In the copy, include every entry exactly but none of the images.

--------

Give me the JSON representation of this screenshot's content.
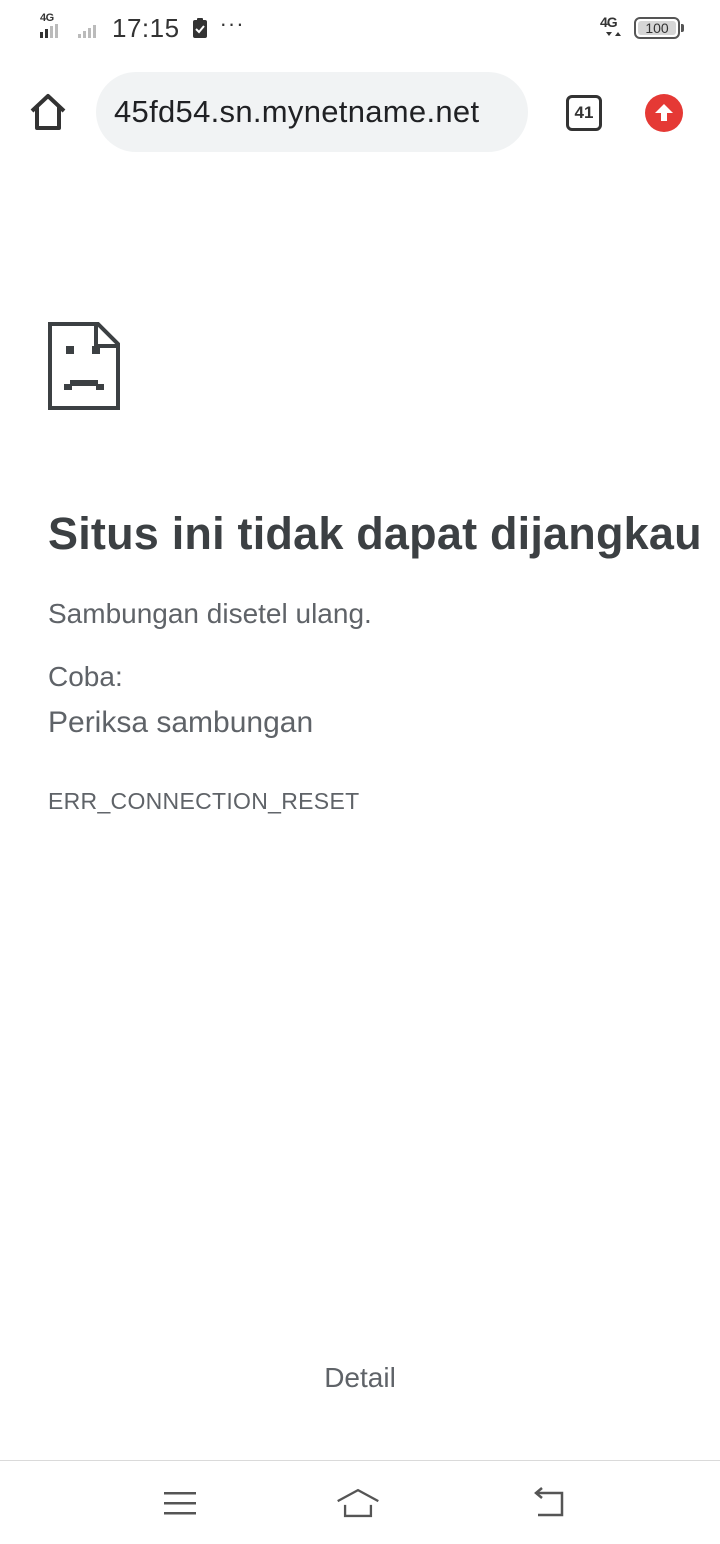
{
  "status_bar": {
    "network_left": "4G",
    "time": "17:15",
    "overflow": "···",
    "network_right": "4G",
    "battery": "100"
  },
  "toolbar": {
    "url": "45fd54.sn.mynetname.net",
    "tab_count": "41"
  },
  "error_page": {
    "title": "Situs ini tidak dapat dijangkau",
    "subtitle": "Sambungan disetel ulang.",
    "try_label": "Coba:",
    "suggestion": "Periksa sambungan",
    "error_code": "ERR_CONNECTION_RESET",
    "details_button": "Detail"
  },
  "icons": {
    "home": "home-icon",
    "tabs": "tabs-icon",
    "update": "update-arrow-icon",
    "error": "sad-document-icon",
    "nav_menu": "menu-icon",
    "nav_home": "home-nav-icon",
    "nav_back": "back-icon"
  },
  "colors": {
    "update_badge": "#e53935",
    "url_bg": "#f1f3f4",
    "text": "#3c4043"
  }
}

--------

(SOLUTION FOR THIS TASK)
Give me the JSON representation of this screenshot's content.
{
  "status_bar": {
    "network_left": "4G",
    "time": "17:15",
    "overflow": "···",
    "network_right": "4G",
    "battery": "100"
  },
  "toolbar": {
    "url": "45fd54.sn.mynetname.net",
    "tab_count": "41"
  },
  "error_page": {
    "title": "Situs ini tidak dapat dijangkau",
    "subtitle": "Sambungan disetel ulang.",
    "try_label": "Coba:",
    "suggestion": "Periksa sambungan",
    "error_code": "ERR_CONNECTION_RESET",
    "details_button": "Detail"
  },
  "icons": {
    "home": "home-icon",
    "tabs": "tabs-icon",
    "update": "update-arrow-icon",
    "error": "sad-document-icon",
    "nav_menu": "menu-icon",
    "nav_home": "home-nav-icon",
    "nav_back": "back-icon"
  },
  "colors": {
    "update_badge": "#e53935",
    "url_bg": "#f1f3f4",
    "text": "#3c4043"
  }
}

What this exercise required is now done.